[Exercise prompt] Pull out the lines of the material below word for word, starting with the line that contains "semiconductor-card-title: 半导体公司 bbox=[140, 405, 201, 419]" and ending after the line that contains "sys-item-aerospace: 航天 bbox=[466, 445, 488, 457]".

━━━━━ Provided data

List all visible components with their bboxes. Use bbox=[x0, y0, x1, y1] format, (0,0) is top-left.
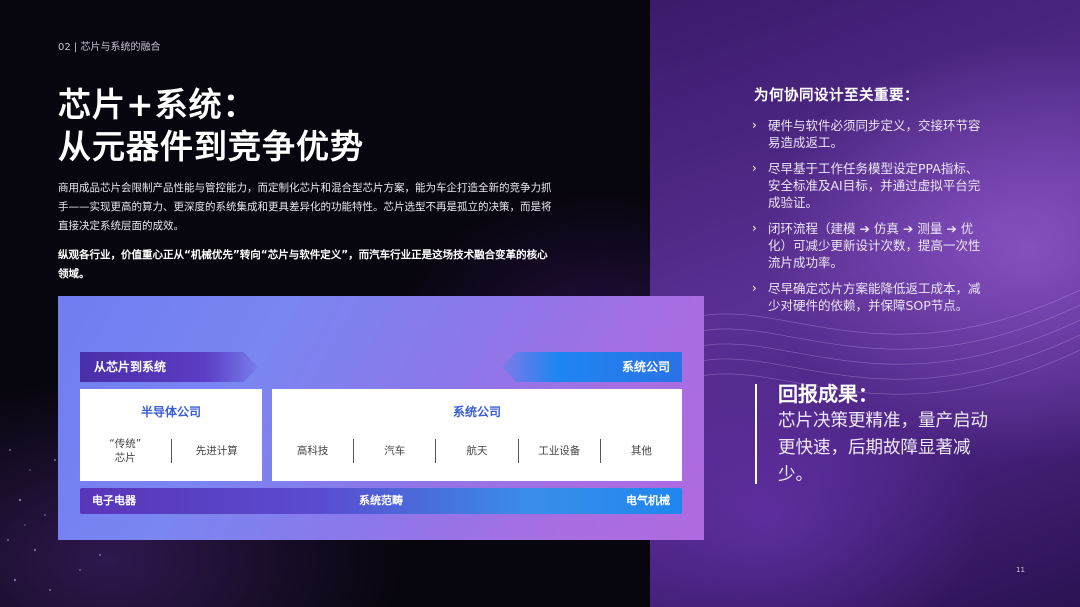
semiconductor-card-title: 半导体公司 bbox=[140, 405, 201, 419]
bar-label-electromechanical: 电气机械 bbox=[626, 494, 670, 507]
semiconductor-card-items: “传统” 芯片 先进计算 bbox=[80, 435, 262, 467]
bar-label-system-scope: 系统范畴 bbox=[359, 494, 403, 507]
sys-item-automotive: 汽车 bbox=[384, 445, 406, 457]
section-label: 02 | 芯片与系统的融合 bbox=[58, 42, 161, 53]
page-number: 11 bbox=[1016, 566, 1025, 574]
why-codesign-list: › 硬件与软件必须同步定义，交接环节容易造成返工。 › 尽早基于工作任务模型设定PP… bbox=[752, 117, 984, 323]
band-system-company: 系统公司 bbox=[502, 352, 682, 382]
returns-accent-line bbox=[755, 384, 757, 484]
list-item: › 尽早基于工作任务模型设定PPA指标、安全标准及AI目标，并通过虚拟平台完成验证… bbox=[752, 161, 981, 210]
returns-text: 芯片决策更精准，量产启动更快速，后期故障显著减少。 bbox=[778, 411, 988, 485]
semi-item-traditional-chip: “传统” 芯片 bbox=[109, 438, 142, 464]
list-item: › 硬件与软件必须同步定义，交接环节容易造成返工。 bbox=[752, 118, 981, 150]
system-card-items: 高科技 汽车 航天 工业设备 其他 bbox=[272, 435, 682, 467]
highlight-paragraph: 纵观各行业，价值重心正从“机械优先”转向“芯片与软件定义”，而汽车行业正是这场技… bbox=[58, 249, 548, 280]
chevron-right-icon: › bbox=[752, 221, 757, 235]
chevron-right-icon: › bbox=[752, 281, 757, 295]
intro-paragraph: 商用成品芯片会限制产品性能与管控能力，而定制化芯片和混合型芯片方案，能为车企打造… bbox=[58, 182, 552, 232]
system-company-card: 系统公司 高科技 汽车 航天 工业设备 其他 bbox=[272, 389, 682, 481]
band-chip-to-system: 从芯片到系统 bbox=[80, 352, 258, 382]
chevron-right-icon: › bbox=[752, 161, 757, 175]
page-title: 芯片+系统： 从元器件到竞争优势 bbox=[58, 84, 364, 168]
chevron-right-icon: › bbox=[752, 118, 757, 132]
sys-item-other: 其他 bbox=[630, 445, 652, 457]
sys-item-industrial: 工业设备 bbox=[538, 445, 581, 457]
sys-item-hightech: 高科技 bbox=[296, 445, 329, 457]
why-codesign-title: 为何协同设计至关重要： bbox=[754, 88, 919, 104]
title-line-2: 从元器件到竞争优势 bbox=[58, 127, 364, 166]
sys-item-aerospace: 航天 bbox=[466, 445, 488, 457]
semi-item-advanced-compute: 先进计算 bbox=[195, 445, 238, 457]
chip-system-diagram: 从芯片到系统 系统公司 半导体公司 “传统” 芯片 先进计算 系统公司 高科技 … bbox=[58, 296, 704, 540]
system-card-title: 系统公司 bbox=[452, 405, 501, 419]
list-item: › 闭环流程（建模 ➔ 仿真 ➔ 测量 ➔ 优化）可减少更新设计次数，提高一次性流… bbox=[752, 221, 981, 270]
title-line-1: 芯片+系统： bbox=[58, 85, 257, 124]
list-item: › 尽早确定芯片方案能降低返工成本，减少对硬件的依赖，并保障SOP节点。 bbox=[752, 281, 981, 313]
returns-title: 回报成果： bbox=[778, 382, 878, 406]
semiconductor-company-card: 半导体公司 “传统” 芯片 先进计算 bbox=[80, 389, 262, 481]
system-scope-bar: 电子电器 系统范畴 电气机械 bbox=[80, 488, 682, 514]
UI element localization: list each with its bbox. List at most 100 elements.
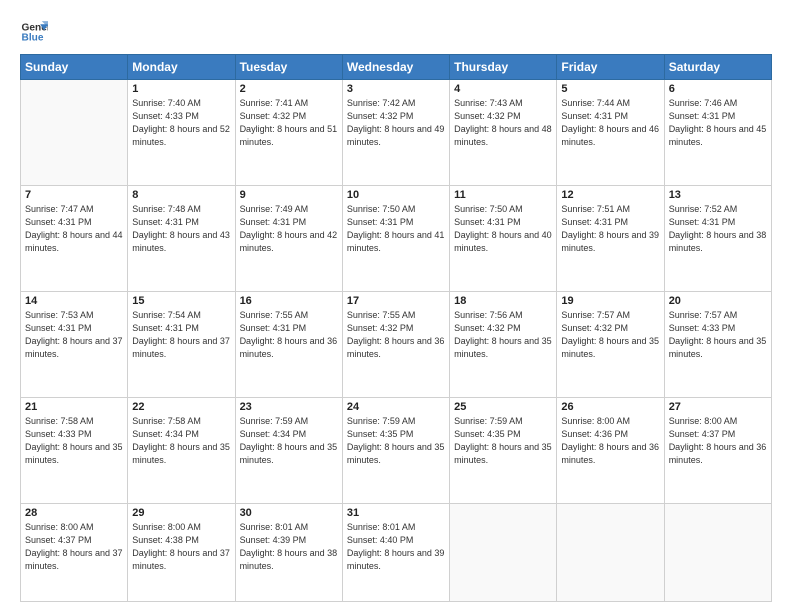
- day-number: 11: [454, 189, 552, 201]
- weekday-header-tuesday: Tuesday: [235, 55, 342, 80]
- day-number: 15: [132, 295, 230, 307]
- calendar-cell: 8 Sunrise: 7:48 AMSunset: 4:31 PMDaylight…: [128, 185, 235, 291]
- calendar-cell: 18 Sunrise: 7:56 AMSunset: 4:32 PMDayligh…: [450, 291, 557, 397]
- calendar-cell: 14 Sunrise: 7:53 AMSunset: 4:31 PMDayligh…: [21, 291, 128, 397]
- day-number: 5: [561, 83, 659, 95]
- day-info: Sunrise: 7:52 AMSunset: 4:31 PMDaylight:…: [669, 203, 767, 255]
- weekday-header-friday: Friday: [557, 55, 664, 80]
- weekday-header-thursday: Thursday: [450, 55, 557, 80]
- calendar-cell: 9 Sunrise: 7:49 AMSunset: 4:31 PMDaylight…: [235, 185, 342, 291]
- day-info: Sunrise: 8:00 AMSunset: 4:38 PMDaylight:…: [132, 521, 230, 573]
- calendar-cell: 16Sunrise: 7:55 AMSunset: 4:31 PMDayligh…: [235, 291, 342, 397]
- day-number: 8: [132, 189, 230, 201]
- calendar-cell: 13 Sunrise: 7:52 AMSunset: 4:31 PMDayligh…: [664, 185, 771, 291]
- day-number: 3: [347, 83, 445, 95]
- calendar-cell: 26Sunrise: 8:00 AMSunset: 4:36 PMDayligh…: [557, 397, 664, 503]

━━━━━━━━━━

[Result]
semiconductor-card-title: 半导体公司 bbox=[140, 405, 201, 419]
bar-label-electromechanical: 电气机械 bbox=[626, 494, 670, 507]
semiconductor-card-items: “传统” 芯片 先进计算 bbox=[80, 435, 262, 467]
bar-label-system-scope: 系统范畴 bbox=[359, 494, 403, 507]
sys-item-automotive: 汽车 bbox=[384, 445, 406, 457]
section-label: 02 | 芯片与系统的融合 bbox=[58, 42, 161, 53]
page-number: 11 bbox=[1016, 566, 1025, 574]
why-codesign-list: › 硬件与软件必须同步定义，交接环节容易造成返工。 › 尽早基于工作任务模型设定PP… bbox=[752, 117, 984, 323]
band-system-company: 系统公司 bbox=[502, 352, 682, 382]
returns-accent-line bbox=[755, 384, 757, 484]
list-item: › 尽早基于工作任务模型设定PPA指标、安全标准及AI目标，并通过虚拟平台完成验证… bbox=[752, 161, 981, 210]
returns-text: 芯片决策更精准，量产启动更快速，后期故障显著减少。 bbox=[778, 411, 988, 485]
semi-item-traditional-chip: “传统” 芯片 bbox=[109, 438, 142, 464]
list-item: › 硬件与软件必须同步定义，交接环节容易造成返工。 bbox=[752, 118, 981, 150]
system-card-items: 高科技 汽车 航天 工业设备 其他 bbox=[272, 435, 682, 467]
highlight-paragraph: 纵观各行业，价值重心正从“机械优先”转向“芯片与软件定义”，而汽车行业正是这场技… bbox=[58, 249, 548, 280]
chevron-right-icon: › bbox=[752, 221, 757, 235]
chevron-right-icon: › bbox=[752, 281, 757, 295]
intro-paragraph: 商用成品芯片会限制产品性能与管控能力，而定制化芯片和混合型芯片方案，能为车企打造… bbox=[58, 182, 552, 232]
system-company-card: 系统公司 高科技 汽车 航天 工业设备 其他 bbox=[272, 389, 682, 481]
band-chip-to-system: 从芯片到系统 bbox=[80, 352, 258, 382]
chevron-right-icon: › bbox=[752, 161, 757, 175]
page-title: 芯片+系统： 从元器件到竞争优势 bbox=[58, 84, 364, 168]
chevron-right-icon: › bbox=[752, 118, 757, 132]
sys-item-other: 其他 bbox=[630, 445, 652, 457]
sys-item-industrial: 工业设备 bbox=[538, 445, 581, 457]
sys-item-hightech: 高科技 bbox=[296, 445, 329, 457]
why-codesign-title: 为何协同设计至关重要： bbox=[754, 88, 919, 104]
title-line-2: 从元器件到竞争优势 bbox=[58, 127, 364, 166]
sys-item-aerospace: 航天 bbox=[466, 445, 488, 457]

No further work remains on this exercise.